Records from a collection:
'''

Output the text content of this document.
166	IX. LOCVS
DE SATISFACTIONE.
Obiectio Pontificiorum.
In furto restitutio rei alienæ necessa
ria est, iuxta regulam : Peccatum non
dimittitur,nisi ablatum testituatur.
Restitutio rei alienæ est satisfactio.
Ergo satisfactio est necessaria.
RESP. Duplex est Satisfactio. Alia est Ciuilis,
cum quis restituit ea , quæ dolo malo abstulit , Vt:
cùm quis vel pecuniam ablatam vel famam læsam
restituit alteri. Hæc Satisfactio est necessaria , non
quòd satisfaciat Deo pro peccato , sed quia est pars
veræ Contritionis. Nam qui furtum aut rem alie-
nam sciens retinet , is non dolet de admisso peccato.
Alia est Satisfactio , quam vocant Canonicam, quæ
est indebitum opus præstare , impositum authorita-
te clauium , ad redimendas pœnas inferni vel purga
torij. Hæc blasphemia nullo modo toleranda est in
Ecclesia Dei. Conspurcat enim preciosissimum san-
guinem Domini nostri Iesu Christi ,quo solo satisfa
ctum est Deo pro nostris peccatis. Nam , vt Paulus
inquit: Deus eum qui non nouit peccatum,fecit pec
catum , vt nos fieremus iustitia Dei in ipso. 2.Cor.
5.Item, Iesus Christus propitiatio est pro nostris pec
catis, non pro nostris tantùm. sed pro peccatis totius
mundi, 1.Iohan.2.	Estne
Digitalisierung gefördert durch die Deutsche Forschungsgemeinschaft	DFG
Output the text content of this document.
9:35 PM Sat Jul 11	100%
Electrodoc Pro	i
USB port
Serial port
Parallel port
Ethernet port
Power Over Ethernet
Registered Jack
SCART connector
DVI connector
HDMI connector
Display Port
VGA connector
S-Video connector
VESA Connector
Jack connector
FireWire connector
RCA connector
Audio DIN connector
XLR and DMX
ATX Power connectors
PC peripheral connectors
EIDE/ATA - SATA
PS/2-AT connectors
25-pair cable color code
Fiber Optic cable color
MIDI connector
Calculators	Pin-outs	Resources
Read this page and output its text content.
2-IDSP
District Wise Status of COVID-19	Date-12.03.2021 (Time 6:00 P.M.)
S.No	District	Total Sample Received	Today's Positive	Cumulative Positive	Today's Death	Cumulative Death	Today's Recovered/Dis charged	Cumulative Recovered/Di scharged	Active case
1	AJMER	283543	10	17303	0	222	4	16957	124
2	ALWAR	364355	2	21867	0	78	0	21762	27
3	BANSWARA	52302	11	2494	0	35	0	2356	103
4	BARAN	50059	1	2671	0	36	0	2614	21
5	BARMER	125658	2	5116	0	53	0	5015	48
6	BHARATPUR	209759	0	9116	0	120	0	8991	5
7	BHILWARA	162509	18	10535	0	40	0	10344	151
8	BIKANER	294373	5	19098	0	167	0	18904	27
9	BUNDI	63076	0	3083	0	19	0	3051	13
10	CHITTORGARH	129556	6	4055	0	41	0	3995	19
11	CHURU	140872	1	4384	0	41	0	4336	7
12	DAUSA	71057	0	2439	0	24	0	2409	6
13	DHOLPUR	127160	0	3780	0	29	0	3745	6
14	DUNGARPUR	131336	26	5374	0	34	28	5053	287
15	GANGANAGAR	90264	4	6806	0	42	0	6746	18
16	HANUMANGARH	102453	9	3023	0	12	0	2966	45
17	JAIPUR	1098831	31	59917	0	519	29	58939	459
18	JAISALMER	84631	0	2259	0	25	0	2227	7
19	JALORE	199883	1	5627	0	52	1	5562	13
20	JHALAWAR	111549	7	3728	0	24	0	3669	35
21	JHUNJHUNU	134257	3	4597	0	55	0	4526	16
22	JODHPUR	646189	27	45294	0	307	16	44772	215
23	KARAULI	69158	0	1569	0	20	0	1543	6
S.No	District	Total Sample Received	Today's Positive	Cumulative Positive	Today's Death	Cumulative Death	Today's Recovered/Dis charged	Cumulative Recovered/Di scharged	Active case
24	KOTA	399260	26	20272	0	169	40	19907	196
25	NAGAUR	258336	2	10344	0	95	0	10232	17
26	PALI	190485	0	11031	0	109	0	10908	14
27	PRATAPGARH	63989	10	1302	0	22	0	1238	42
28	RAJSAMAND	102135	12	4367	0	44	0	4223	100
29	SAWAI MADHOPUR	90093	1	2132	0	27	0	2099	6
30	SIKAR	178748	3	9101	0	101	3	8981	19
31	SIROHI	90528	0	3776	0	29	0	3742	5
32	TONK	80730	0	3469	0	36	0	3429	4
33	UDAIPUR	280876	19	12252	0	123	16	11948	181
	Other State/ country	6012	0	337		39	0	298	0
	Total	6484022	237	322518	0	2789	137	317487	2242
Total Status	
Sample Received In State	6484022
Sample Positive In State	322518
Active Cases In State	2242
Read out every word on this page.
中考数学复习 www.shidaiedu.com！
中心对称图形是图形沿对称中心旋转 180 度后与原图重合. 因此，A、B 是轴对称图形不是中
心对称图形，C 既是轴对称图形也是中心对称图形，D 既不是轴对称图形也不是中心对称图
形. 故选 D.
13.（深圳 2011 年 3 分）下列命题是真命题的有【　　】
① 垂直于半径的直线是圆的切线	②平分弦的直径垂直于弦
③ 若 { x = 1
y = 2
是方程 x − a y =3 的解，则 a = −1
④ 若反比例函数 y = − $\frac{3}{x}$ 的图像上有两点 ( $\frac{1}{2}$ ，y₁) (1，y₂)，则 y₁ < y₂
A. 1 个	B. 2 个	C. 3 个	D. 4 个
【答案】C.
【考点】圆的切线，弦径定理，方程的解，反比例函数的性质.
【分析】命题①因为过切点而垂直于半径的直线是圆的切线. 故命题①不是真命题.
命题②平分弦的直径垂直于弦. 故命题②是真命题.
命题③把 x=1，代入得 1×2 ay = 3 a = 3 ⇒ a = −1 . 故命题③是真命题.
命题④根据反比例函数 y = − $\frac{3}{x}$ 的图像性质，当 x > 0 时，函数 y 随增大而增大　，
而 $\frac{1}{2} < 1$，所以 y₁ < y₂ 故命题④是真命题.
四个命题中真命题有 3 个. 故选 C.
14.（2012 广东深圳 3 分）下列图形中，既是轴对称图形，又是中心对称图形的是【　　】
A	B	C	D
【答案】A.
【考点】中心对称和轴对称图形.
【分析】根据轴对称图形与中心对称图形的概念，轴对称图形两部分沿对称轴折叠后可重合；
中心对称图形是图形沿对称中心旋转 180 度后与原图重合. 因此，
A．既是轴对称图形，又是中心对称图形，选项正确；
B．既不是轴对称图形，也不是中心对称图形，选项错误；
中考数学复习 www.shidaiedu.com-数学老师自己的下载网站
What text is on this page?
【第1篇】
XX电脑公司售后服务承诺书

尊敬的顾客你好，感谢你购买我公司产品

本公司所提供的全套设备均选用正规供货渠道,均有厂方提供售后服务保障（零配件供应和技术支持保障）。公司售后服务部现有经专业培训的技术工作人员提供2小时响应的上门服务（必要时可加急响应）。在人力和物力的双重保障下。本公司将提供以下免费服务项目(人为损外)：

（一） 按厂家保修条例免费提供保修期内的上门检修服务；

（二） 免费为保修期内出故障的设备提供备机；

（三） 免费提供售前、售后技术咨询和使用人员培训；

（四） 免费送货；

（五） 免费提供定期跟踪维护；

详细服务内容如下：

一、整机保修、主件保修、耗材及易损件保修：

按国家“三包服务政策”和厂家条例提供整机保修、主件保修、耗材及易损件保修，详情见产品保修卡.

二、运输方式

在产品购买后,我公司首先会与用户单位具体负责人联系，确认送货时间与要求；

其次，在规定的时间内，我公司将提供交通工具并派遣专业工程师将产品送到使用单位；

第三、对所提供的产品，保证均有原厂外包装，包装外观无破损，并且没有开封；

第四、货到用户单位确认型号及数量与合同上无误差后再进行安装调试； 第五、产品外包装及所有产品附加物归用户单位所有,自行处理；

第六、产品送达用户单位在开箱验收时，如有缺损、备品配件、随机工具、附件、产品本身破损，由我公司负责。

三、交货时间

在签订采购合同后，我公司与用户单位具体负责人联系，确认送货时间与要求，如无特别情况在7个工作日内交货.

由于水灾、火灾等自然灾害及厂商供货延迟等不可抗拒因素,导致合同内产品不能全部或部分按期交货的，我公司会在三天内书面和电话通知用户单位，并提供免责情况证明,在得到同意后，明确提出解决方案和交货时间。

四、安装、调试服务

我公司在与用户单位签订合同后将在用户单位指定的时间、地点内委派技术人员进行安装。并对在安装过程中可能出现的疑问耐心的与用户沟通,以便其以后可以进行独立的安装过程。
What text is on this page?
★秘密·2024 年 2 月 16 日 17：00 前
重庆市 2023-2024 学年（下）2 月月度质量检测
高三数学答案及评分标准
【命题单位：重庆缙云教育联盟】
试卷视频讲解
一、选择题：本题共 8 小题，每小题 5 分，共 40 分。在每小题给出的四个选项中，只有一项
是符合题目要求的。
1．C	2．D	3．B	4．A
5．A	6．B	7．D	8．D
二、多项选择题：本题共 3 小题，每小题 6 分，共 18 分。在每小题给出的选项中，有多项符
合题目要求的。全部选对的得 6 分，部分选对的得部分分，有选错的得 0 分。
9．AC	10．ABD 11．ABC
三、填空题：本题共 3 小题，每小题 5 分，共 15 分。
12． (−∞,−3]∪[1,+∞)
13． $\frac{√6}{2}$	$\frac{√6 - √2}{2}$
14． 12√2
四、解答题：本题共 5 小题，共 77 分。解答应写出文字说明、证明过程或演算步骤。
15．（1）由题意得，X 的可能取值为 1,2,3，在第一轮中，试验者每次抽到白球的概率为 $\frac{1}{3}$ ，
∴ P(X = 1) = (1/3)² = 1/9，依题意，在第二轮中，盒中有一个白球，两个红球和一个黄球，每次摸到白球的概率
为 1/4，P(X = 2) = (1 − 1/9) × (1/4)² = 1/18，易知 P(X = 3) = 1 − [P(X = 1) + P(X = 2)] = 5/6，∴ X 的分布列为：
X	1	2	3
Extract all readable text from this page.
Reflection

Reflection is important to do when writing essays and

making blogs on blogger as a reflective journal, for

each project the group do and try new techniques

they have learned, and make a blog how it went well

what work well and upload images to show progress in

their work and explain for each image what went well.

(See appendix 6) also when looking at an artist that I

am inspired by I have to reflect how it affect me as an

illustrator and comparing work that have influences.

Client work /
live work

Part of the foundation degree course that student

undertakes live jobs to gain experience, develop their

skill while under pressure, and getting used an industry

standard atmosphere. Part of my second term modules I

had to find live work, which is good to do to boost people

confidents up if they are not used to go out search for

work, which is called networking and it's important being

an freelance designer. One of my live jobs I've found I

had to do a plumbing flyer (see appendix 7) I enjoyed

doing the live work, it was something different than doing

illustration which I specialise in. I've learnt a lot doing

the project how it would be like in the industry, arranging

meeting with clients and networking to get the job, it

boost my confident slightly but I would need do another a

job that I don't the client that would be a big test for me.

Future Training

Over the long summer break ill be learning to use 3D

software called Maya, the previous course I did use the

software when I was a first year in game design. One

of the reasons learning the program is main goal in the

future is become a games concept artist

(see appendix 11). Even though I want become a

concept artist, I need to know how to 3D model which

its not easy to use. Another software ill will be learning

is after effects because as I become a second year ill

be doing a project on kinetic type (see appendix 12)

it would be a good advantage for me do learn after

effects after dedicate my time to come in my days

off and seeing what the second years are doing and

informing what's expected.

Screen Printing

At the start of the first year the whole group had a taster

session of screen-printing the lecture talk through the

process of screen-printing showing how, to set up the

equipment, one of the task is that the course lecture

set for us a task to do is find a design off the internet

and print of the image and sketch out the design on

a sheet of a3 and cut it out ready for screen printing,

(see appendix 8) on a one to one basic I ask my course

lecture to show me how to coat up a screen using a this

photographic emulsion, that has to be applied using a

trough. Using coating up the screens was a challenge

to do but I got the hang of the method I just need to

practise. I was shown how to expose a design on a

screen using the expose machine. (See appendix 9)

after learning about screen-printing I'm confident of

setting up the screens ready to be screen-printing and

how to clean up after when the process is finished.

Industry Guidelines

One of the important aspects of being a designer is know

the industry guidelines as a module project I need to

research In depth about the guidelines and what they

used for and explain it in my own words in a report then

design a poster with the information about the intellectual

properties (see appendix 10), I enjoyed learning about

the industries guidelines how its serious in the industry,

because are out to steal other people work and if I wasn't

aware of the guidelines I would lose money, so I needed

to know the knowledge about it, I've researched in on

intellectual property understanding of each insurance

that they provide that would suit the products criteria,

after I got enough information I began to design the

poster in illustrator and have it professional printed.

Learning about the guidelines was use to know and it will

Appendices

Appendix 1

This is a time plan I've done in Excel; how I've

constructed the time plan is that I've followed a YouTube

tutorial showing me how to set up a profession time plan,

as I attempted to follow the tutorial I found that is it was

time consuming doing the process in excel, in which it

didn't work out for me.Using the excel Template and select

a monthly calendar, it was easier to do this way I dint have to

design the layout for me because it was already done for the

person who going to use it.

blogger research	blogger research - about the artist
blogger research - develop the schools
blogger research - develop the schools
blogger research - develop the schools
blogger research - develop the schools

'''

WORK INSTRUCTIONS:
Copy each line from the records above that includes the string "important".

SOLUTION TO THE PROBLEM:
Reflection is important to do when writing essays and
work, which is called networking and it's important being
One of the important aspects of being a designer is know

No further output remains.